Items from a figure collection
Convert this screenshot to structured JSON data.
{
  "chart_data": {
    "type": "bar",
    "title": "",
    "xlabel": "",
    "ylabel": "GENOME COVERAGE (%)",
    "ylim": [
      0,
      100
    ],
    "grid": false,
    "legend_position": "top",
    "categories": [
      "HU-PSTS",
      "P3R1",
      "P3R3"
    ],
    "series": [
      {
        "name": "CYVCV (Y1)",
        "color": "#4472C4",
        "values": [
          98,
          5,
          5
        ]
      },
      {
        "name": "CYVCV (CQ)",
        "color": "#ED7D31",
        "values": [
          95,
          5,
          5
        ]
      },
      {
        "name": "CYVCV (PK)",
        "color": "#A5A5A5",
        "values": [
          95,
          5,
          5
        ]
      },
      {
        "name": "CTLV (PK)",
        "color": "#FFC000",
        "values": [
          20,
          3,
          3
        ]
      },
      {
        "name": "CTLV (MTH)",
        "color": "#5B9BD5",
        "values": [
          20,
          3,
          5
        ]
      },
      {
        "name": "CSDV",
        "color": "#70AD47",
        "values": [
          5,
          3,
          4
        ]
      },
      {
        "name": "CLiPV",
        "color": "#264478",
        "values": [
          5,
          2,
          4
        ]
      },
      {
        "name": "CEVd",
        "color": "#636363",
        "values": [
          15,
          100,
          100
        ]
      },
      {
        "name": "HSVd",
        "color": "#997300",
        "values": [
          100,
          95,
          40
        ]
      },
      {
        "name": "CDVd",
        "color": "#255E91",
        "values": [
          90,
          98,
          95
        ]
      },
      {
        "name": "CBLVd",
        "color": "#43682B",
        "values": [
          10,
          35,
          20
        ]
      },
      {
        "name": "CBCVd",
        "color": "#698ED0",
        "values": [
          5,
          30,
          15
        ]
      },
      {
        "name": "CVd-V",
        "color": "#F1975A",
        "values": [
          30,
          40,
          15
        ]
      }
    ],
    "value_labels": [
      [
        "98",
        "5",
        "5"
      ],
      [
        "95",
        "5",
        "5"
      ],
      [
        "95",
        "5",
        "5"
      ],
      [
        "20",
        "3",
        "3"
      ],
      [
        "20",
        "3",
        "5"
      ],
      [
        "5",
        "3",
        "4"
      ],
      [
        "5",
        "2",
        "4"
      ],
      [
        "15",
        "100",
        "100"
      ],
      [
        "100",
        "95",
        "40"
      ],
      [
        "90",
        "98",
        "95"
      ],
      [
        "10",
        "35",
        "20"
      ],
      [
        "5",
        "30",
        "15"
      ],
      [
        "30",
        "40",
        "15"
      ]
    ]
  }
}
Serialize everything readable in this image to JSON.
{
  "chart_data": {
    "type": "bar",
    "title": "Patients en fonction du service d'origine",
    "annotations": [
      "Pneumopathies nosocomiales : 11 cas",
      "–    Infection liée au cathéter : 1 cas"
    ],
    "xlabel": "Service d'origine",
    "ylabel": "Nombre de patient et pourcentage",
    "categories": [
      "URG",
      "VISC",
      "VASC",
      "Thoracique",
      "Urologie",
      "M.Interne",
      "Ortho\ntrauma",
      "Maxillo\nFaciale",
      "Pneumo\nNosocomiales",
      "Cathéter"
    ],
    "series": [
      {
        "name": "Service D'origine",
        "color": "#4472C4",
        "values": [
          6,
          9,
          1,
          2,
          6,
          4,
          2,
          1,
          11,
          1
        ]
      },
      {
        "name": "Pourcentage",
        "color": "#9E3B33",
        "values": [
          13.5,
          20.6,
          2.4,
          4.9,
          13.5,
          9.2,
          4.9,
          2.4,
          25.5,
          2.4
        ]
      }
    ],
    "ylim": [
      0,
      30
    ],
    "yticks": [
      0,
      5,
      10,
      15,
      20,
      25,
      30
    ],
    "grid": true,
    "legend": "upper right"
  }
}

> **EXERCISE AIM**
Copy every entry above word for word.

> **RESPONSE BOX**
Convert this screenshot to structured JSON data.
{
  "chart_data": {
    "type": "bar",
    "title": "",
    "xlabel": "",
    "ylabel": "GENOME COVERAGE (%)",
    "ylim": [
      0,
      100
    ],
    "grid": false,
    "legend_position": "top",
    "categories": [
      "HU-PSTS",
      "P3R1",
      "P3R3"
    ],
    "series": [
      {
        "name": "CYVCV (Y1)",
        "color": "#4472C4",
        "values": [
          98,
          5,
          5
        ]
      },
      {
        "name": "CYVCV (CQ)",
        "color": "#ED7D31",
        "values": [
          95,
          5,
          5
        ]
      },
      {
        "name": "CYVCV (PK)",
        "color": "#A5A5A5",
        "values": [
          95,
          5,
          5
        ]
      },
      {
        "name": "CTLV (PK)",
        "color": "#FFC000",
        "values": [
          20,
          3,
          3
        ]
      },
      {
        "name": "CTLV (MTH)",
        "color": "#5B9BD5",
        "values": [
          20,
          3,
          5
        ]
      },
      {
        "name": "CSDV",
        "color": "#70AD47",
        "values": [
          5,
          3,
          4
        ]
      },
      {
        "name": "CLiPV",
        "color": "#264478",
        "values": [
          5,
          2,
          4
        ]
      },
      {
        "name": "CEVd",
        "color": "#636363",
        "values": [
          15,
          100,
          100
        ]
      },
      {
        "name": "HSVd",
        "color": "#997300",
        "values": [
          100,
          95,
          40
        ]
      },
      {
        "name": "CDVd",
        "color": "#255E91",
        "values": [
          90,
          98,
          95
        ]
      },
      {
        "name": "CBLVd",
        "color": "#43682B",
        "values": [
          10,
          35,
          20
        ]
      },
      {
        "name": "CBCVd",
        "color": "#698ED0",
        "values": [
          5,
          30,
          15
        ]
      },
      {
        "name": "CVd-V",
        "color": "#F1975A",
        "values": [
          30,
          40,
          15
        ]
      }
    ],
    "value_labels": [
      [
        "98",
        "5",
        "5"
      ],
      [
        "95",
        "5",
        "5"
      ],
      [
        "95",
        "5",
        "5"
      ],
      [
        "20",
        "3",
        "3"
      ],
      [
        "20",
        "3",
        "5"
      ],
      [
        "5",
        "3",
        "4"
      ],
      [
        "5",
        "2",
        "4"
      ],
      [
        "15",
        "100",
        "100"
      ],
      [
        "100",
        "95",
        "40"
      ],
      [
        "90",
        "98",
        "95"
      ],
      [
        "10",
        "35",
        "20"
      ],
      [
        "5",
        "30",
        "15"
      ],
      [
        "30",
        "40",
        "15"
      ]
    ]
  }
}
Serialize everything readable in this image to JSON.
{
  "chart_data": {
    "type": "bar",
    "title": "Patients en fonction du service d'origine",
    "annotations": [
      "Pneumopathies nosocomiales : 11 cas",
      "–    Infection liée au cathéter : 1 cas"
    ],
    "xlabel": "Service d'origine",
    "ylabel": "Nombre de patient et pourcentage",
    "categories": [
      "URG",
      "VISC",
      "VASC",
      "Thoracique",
      "Urologie",
      "M.Interne",
      "Ortho\ntrauma",
      "Maxillo\nFaciale",
      "Pneumo\nNosocomiales",
      "Cathéter"
    ],
    "series": [
      {
        "name": "Service D'origine",
        "color": "#4472C4",
        "values": [
          6,
          9,
          1,
          2,
          6,
          4,
          2,
          1,
          11,
          1
        ]
      },
      {
        "name": "Pourcentage",
        "color": "#9E3B33",
        "values": [
          13.5,
          20.6,
          2.4,
          4.9,
          13.5,
          9.2,
          4.9,
          2.4,
          25.5,
          2.4
        ]
      }
    ],
    "ylim": [
      0,
      30
    ],
    "yticks": [
      0,
      5,
      10,
      15,
      20,
      25,
      30
    ],
    "grid": true,
    "legend": "upper right"
  }
}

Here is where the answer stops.